Write out the whole of the material exactly.

***** Records shown *****

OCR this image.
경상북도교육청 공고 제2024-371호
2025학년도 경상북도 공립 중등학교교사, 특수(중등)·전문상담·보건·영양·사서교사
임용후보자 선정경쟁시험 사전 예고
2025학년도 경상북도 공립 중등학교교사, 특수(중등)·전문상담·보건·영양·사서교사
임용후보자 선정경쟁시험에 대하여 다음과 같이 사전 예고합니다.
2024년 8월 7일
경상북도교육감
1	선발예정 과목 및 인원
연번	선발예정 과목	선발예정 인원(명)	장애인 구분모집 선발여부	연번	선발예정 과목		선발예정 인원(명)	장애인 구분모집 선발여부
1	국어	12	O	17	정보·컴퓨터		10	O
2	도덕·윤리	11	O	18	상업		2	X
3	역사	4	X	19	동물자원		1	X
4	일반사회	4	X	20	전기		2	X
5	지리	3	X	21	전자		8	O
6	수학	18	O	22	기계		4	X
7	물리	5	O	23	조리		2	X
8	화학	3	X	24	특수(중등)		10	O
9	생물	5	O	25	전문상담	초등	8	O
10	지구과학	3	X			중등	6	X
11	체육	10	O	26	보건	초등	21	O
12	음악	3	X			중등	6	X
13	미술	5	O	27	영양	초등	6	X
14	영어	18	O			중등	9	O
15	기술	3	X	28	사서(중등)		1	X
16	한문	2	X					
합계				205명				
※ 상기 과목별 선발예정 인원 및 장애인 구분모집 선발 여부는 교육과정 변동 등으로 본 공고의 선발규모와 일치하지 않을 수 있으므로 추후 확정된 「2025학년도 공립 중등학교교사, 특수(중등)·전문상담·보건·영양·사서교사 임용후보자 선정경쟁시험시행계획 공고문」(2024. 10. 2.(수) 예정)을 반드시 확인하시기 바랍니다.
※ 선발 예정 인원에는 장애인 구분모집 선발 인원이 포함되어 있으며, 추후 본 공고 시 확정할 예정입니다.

*****

** Task output **
OCR this image.
경상북도교육청 공고 제2024-371호
2025학년도 경상북도 공립 중등학교교사, 특수(중등)·전문상담·보건·영양·사서교사
임용후보자 선정경쟁시험 사전 예고
2025학년도 경상북도 공립 중등학교교사, 특수(중등)·전문상담·보건·영양·사서교사
임용후보자 선정경쟁시험에 대하여 다음과 같이 사전 예고합니다.
2024년 8월 7일
경상북도교육감
1	선발예정 과목 및 인원
연번	선발예정 과목	선발예정 인원(명)	장애인 구분모집 선발여부	연번	선발예정 과목		선발예정 인원(명)	장애인 구분모집 선발여부
1	국어	12	O	17	정보·컴퓨터		10	O
2	도덕·윤리	11	O	18	상업		2	X
3	역사	4	X	19	동물자원		1	X
4	일반사회	4	X	20	전기		2	X
5	지리	3	X	21	전자		8	O
6	수학	18	O	22	기계		4	X
7	물리	5	O	23	조리		2	X
8	화학	3	X	24	특수(중등)		10	O
9	생물	5	O	25	전문상담	초등	8	O
10	지구과학	3	X			중등	6	X
11	체육	10	O	26	보건	초등	21	O
12	음악	3	X			중등	6	X
13	미술	5	O	27	영양	초등	6	X
14	영어	18	O			중등	9	O
15	기술	3	X	28	사서(중등)		1	X
16	한문	2	X					
합계				205명				
※ 상기 과목별 선발예정 인원 및 장애인 구분모집 선발 여부는 교육과정 변동 등으로 본 공고의 선발규모와 일치하지 않을 수 있으므로 추후 확정된 「2025학년도 공립 중등학교교사, 특수(중등)·전문상담·보건·영양·사서교사 임용후보자 선정경쟁시험시행계획 공고문」(2024. 10. 2.(수) 예정)을 반드시 확인하시기 바랍니다.
※ 선발 예정 인원에는 장애인 구분모집 선발 인원이 포함되어 있으며, 추후 본 공고 시 확정할 예정입니다.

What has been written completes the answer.